** Study questions **
A) Say whether each statement agrees with the text about OXD and ThoughtFarmer. Answer yes or no, and quote the words of the text that decide it.
(i) The intranet product grew out of two consulting projects.
(ii) The average OXD employee has been with the company about seven years.
(iii) The company's offices have been spread across several different parts of the city.
B) Write a continuation of the text about OXD and ThoughtFarmer, picking up after its final line.

** Page excerpt **
----
We spent years watching other firms burn cash trying to launch products while running services businesses, and we swore we’d never do it. Then, in 2005, we quietly started building an intranet product out of two consulting projects with Intrawest and Vancouver Coastal Health. Within weeks, we had inbound interest from NESTA in London and IDEO in Palo Alto. Twenty-one years later, ThoughtFarmer is still going strong.

Photo of the old ThoughtFarmer booth at a tradeshow.

The real lesson isn’t “never do it”; It’s find a product that gets to revenue quickly. That discipline is what made it viable and what allowed it to become a profitable product. 

5. Hire great people

This, when it comes down to it, is the whole game. Strategy, positioning, cash management—those create the conditions. In reality, the company is its people. It always has been. We’ve been fortunate to work alongside exceptional colleagues who made us smarter, carried things we couldn’t, and built things we didn’t even know needed building. Long tenures and low turnover. The average OXD employee has been with us nine years, the average ThoughtFarmer employee nearly seven years. The relationships we’ve built over thirty years are the business.

Photo of Darren and Gord shown at the award ceremony in Toronto, Ontario. OXD and ThoughtFarmer have been officially recognized in the Top 100 list for Great Place to Work in Canada two consecutive years.
OXD and ThoughtFarmer have been officially recognized as a Great Place to Work for the past three years. Darren and Gord shown at the award ceremony in Toronto, Ontario.

6. If you care about your customers, they will care about you in return

The clients and customers we’ve done our best work with share our values: they care about craft, they believe design and technology can solve real problems, and they treat their people well. That’s not a coincidence. We’ve always tried to ask ourselves whether what we’re recommending is actually the right thing for them. We’ve always tried to leave clients stronger than we found them, not dependent on us. That approach is what built our reputation, and our reputation is what got us here. 

7. Community is infrastructure

We’ve spent thirty years in Gastown. Three offices, all on the same few blocks. Relationships compound when you stay put. We’ve hosted events, given back to the neighbourhood, co-founded the Vancouver User Experience (VanUE) meetup (twenty-three years running), and shown up consistently for a long time. Community is built the way everything durable is built: incrementally, over years, by showing up.

Group photo of OXD and ThoughtFarmer staff from years ago at VanUE event.
----
Document layout detection data
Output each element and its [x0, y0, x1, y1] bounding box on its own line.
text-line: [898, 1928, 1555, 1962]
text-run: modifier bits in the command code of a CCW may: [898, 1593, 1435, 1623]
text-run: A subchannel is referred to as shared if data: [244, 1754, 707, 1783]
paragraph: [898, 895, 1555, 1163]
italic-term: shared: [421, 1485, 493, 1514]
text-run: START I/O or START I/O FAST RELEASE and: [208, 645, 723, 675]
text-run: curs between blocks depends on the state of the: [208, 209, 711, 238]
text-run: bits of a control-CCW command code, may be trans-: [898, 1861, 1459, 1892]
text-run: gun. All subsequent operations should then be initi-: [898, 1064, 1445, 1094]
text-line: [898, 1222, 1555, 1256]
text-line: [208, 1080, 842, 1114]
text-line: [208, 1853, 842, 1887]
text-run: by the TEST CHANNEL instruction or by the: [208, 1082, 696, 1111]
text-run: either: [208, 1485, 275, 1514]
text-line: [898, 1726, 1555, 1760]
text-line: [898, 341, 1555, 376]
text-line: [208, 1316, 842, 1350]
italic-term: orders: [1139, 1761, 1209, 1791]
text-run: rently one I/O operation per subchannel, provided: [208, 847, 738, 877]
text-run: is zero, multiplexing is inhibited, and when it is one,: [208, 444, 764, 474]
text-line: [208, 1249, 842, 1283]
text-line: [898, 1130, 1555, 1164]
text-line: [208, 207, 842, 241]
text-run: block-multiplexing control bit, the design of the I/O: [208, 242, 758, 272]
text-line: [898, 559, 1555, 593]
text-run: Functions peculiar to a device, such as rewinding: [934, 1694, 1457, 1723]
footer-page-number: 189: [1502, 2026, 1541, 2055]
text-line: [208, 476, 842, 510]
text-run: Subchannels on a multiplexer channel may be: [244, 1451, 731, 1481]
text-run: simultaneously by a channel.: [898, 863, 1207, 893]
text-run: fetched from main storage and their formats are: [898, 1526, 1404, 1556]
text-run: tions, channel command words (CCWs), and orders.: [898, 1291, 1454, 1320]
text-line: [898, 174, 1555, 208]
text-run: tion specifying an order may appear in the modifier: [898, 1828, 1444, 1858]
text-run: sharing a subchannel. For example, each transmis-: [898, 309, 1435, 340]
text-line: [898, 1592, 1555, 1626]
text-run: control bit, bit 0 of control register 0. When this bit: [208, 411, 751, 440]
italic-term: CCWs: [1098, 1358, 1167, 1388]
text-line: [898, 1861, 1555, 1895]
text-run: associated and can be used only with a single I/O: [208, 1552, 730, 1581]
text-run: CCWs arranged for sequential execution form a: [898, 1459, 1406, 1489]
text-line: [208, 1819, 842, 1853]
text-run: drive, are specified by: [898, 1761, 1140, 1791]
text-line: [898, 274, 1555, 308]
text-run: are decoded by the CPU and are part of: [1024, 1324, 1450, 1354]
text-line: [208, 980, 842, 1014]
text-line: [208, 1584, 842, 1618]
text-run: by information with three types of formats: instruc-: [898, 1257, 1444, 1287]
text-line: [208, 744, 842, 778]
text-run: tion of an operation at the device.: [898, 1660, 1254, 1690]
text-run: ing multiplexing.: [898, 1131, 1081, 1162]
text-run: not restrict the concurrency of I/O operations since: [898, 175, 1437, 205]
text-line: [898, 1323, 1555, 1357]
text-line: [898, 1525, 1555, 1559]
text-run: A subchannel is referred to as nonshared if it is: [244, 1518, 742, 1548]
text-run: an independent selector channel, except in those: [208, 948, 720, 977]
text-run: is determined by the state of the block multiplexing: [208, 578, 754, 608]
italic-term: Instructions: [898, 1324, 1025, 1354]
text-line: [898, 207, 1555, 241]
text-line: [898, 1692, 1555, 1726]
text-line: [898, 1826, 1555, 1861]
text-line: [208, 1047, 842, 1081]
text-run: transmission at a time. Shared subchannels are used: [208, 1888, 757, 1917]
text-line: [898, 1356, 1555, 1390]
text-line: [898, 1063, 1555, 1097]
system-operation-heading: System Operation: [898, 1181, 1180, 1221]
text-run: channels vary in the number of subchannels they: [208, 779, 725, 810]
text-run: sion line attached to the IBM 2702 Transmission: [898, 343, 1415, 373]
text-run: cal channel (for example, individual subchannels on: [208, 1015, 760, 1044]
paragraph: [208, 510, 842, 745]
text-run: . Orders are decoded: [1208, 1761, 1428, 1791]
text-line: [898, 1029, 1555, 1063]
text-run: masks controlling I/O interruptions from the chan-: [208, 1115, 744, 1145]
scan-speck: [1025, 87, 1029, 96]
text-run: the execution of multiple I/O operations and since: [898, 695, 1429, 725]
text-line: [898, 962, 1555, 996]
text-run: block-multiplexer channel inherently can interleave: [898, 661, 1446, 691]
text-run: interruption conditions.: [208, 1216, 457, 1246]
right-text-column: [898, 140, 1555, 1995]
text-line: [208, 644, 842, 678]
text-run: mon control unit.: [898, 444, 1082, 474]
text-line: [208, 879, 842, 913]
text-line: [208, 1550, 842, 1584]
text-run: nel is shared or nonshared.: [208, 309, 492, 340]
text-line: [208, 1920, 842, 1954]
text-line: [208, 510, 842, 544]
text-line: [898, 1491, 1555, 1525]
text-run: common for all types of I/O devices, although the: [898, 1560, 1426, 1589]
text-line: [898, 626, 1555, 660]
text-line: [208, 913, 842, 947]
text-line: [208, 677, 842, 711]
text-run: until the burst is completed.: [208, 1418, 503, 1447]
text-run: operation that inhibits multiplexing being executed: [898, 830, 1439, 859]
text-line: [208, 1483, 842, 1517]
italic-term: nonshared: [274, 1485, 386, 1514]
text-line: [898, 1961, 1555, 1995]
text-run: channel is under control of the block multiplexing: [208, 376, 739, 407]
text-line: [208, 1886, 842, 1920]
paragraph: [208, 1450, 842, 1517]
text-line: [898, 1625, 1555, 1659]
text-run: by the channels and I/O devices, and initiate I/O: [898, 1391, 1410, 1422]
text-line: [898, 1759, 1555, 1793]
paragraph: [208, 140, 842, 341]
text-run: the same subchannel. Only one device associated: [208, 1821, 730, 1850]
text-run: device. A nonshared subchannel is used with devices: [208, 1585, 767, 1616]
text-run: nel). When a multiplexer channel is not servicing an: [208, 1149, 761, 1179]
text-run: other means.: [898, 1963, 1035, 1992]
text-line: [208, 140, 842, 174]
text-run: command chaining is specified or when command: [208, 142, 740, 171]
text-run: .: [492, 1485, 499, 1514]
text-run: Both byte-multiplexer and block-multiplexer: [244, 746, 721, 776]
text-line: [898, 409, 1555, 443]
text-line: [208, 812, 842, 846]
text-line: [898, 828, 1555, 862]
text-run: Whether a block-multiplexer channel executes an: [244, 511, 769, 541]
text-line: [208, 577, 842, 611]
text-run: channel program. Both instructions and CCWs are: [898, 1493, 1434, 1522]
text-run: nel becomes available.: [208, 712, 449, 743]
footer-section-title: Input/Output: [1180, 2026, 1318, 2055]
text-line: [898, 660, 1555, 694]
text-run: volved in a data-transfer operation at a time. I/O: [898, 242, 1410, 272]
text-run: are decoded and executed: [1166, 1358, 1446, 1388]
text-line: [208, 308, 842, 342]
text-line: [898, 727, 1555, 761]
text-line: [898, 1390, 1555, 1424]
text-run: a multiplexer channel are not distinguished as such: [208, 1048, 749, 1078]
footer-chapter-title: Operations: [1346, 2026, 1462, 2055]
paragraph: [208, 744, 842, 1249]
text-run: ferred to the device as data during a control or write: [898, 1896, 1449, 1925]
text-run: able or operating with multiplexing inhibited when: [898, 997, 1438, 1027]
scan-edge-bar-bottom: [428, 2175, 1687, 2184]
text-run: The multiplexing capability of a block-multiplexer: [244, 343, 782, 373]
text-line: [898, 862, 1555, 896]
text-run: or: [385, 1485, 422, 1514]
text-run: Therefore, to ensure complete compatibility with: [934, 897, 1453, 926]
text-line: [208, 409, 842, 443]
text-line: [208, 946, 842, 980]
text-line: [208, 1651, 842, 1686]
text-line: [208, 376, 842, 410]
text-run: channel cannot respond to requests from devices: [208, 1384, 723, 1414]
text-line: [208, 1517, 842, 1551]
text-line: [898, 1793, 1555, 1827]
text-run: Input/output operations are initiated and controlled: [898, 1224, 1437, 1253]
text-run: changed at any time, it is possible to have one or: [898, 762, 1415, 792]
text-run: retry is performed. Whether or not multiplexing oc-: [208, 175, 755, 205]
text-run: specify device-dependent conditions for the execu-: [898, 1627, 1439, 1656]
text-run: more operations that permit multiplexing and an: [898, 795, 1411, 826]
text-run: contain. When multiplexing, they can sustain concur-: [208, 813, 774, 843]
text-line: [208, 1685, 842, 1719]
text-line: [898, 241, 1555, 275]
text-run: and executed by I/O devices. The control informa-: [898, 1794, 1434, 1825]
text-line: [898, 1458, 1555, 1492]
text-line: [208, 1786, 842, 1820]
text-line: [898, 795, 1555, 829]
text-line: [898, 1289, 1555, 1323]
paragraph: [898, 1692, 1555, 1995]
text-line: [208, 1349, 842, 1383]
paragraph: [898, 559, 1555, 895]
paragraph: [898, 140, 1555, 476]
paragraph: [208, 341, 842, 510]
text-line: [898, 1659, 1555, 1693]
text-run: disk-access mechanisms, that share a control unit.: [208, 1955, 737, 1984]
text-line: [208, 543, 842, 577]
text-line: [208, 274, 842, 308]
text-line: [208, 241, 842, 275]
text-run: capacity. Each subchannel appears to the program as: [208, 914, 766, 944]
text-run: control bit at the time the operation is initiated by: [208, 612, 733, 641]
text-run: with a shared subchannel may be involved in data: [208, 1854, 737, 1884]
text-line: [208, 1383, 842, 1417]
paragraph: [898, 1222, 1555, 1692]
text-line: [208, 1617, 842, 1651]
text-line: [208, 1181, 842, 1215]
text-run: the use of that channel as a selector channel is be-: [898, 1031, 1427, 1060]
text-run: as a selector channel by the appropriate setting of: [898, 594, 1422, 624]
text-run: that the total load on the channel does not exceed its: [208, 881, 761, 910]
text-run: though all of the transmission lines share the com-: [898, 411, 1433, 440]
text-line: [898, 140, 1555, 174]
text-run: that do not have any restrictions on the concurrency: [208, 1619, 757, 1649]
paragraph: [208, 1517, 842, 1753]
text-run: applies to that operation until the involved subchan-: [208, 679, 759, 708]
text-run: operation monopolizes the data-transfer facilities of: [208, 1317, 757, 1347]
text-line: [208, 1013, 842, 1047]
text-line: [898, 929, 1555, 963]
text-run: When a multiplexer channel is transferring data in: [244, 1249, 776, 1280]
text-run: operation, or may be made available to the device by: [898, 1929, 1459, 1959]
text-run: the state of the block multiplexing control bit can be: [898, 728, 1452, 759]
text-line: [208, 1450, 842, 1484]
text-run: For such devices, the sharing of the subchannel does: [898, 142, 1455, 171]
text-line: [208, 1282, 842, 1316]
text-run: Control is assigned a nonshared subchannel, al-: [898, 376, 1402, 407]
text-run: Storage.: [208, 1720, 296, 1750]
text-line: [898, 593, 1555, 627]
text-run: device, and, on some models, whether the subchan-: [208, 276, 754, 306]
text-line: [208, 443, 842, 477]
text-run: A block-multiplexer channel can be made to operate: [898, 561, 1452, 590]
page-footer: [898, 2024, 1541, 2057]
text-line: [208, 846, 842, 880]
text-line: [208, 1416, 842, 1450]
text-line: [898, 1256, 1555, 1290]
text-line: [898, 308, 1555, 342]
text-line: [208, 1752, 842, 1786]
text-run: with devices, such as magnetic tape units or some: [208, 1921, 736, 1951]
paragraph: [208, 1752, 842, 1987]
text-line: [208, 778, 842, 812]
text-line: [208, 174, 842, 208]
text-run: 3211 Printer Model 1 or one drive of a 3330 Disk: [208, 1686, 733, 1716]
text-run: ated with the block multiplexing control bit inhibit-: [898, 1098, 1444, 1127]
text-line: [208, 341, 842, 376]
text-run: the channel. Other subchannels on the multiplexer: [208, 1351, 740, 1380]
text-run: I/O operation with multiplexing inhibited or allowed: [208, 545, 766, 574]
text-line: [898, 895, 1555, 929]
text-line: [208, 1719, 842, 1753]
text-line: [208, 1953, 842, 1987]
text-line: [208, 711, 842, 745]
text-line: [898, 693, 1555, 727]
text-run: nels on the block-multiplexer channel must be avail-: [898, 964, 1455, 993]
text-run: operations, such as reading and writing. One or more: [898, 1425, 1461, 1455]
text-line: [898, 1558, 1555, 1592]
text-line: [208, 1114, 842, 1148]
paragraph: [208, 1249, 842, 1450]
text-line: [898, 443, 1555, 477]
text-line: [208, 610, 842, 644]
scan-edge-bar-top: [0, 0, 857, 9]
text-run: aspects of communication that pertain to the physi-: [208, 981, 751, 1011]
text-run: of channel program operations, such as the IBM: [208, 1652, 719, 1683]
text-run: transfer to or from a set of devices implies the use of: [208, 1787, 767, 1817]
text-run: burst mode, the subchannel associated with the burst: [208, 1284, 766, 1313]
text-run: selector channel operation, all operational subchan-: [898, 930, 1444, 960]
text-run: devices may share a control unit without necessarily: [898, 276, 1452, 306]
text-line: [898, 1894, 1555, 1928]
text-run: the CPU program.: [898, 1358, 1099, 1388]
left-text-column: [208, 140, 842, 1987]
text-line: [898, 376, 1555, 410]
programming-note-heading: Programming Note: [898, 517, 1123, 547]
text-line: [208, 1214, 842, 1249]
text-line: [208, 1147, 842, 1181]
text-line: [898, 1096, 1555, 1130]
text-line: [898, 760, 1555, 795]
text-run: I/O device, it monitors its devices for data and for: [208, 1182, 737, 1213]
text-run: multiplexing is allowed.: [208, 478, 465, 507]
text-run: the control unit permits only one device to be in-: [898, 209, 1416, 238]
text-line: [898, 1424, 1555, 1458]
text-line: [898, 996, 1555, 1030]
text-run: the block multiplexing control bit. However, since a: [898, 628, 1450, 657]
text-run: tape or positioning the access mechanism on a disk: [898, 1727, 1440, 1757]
----
** Responses per task **
A)
(i) Yes: "we quietly started building an intranet product out of two consulting projects with Intrawest and Vancouver Coastal Health"
(ii) No: "The average OXD employee has been with us nine years"
(iii) No: "Three offices, all on the same few blocks."

B)
In 2003 we founded the Vancouver User Experience meetup—old enough that we called it VanUE, before UX was a thing.

8. Crises are accelerants

We survived the dot-com crash. The financial crisis. A global pandemic. Each time, we thought it might be the end. Each time, we came out faster, sharper, and clearer about who we are. The dot-com years gave us cash discipline. The financial crisis gave us focus. The pandemic period produced some of our best work, a significant revenue increase, and recognition for both companies as a Great Place to Work. Hard things have a way of clarifying what actually matters.

Image of a news post about BC's $10-million quarantine program with Bonnie Henry. OXD supported British Columbia’s emergency COVID response.
OXD supported British Columbia’s emergency COVID response.

9. Running a company is an endurance sport

The goal was never to have a perfect year. The goal was to still be building, still improving, still surrounded by people we respect, ten years from now, and ten years after that. There’s a line about corporate longevity we discovered in reflecting on this milestone: survival is the ultimate performance measure. 

Thirty years, and counting

We made it to thirty, and we marked the occasion with an evening of great people, good food, and thirty years' worth of stories. See the photo highlights from our 30th anniversary celebration. Next stop, sixty!

Huge thanks to everyone who’s played a part in our journey over the decades. We couldn't have done this without you. 


OpenRoad was incorporated in Vancouver in 1996, and ThoughtFarmer was launched in 2007. In 2017, we separated into two companies: OXD Consulting Ltd. and ThoughtFarmer Inc. Both are still headquartered in Gastown, and Gord and Darren still share an office 30 years later.